# Directive:
Copy each line of the data below exactly, leaving out pictures.

# Data records:

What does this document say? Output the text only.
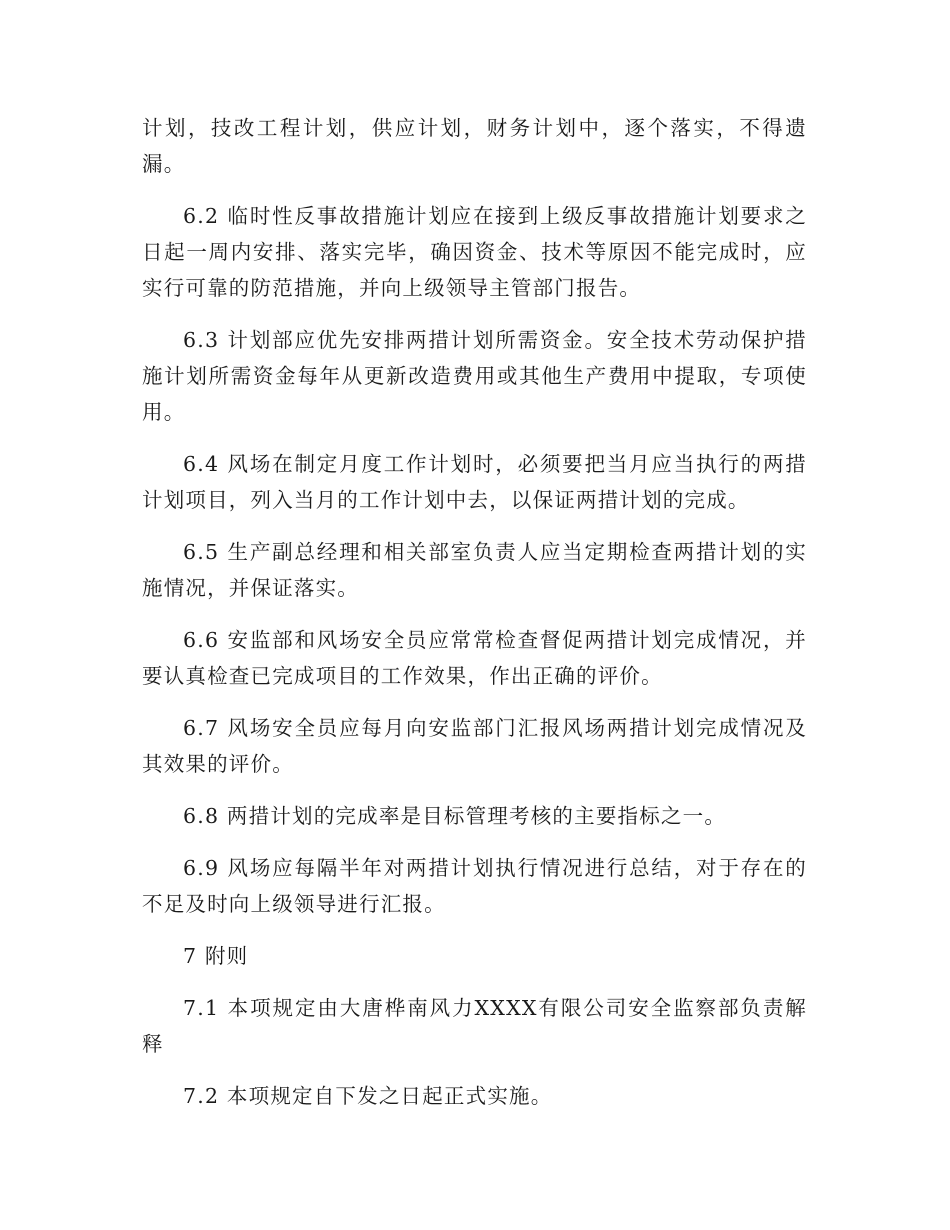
计划，技改工程计划，供应计划，财务计划中，逐个落实，不得遗漏。

6.2 临时性反事故措施计划应在接到上级反事故措施计划要求之日起一周内安排、落实完毕，确因资金、技术等原因不能完成时，应实行可靠的防范措施，并向上级领导主管部门报告。

6.3 计划部应优先安排两措计划所需资金。安全技术劳动保护措施计划所需资金每年从更新改造费用或其他生产费用中提取，专项使用。

6.4 风场在制定月度工作计划时，必须要把当月应当执行的两措计划项目，列入当月的工作计划中去，以保证两措计划的完成。

6.5 生产副总经理和相关部室负责人应当定期检查两措计划的实施情况，并保证落实。

6.6 安监部和风场安全员应常常检查督促两措计划完成情况，并要认真检查已完成项目的工作效果，作出正确的评价。

6.7 风场安全员应每月向安监部门汇报风场两措计划完成情况及其效果的评价。

6.8 两措计划的完成率是目标管理考核的主要指标之一。

6.9 风场应每隔半年对两措计划执行情况进行总结，对于存在的不足及时向上级领导进行汇报。

7 附则

7.1 本项规定由大唐桦南风力XXXX有限公司安全监察部负责解释

7.2 本项规定自下发之日起正式实施。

# Final result:
What does this document say? Output the text only.
计划，技改工程计划，供应计划，财务计划中，逐个落实，不得遗漏。

6.2 临时性反事故措施计划应在接到上级反事故措施计划要求之日起一周内安排、落实完毕，确因资金、技术等原因不能完成时，应实行可靠的防范措施，并向上级领导主管部门报告。

6.3 计划部应优先安排两措计划所需资金。安全技术劳动保护措施计划所需资金每年从更新改造费用或其他生产费用中提取，专项使用。

6.4 风场在制定月度工作计划时，必须要把当月应当执行的两措计划项目，列入当月的工作计划中去，以保证两措计划的完成。

6.5 生产副总经理和相关部室负责人应当定期检查两措计划的实施情况，并保证落实。

6.6 安监部和风场安全员应常常检查督促两措计划完成情况，并要认真检查已完成项目的工作效果，作出正确的评价。

6.7 风场安全员应每月向安监部门汇报风场两措计划完成情况及其效果的评价。

6.8 两措计划的完成率是目标管理考核的主要指标之一。

6.9 风场应每隔半年对两措计划执行情况进行总结，对于存在的不足及时向上级领导进行汇报。

7 附则

7.1 本项规定由大唐桦南风力XXXX有限公司安全监察部负责解释

7.2 本项规定自下发之日起正式实施。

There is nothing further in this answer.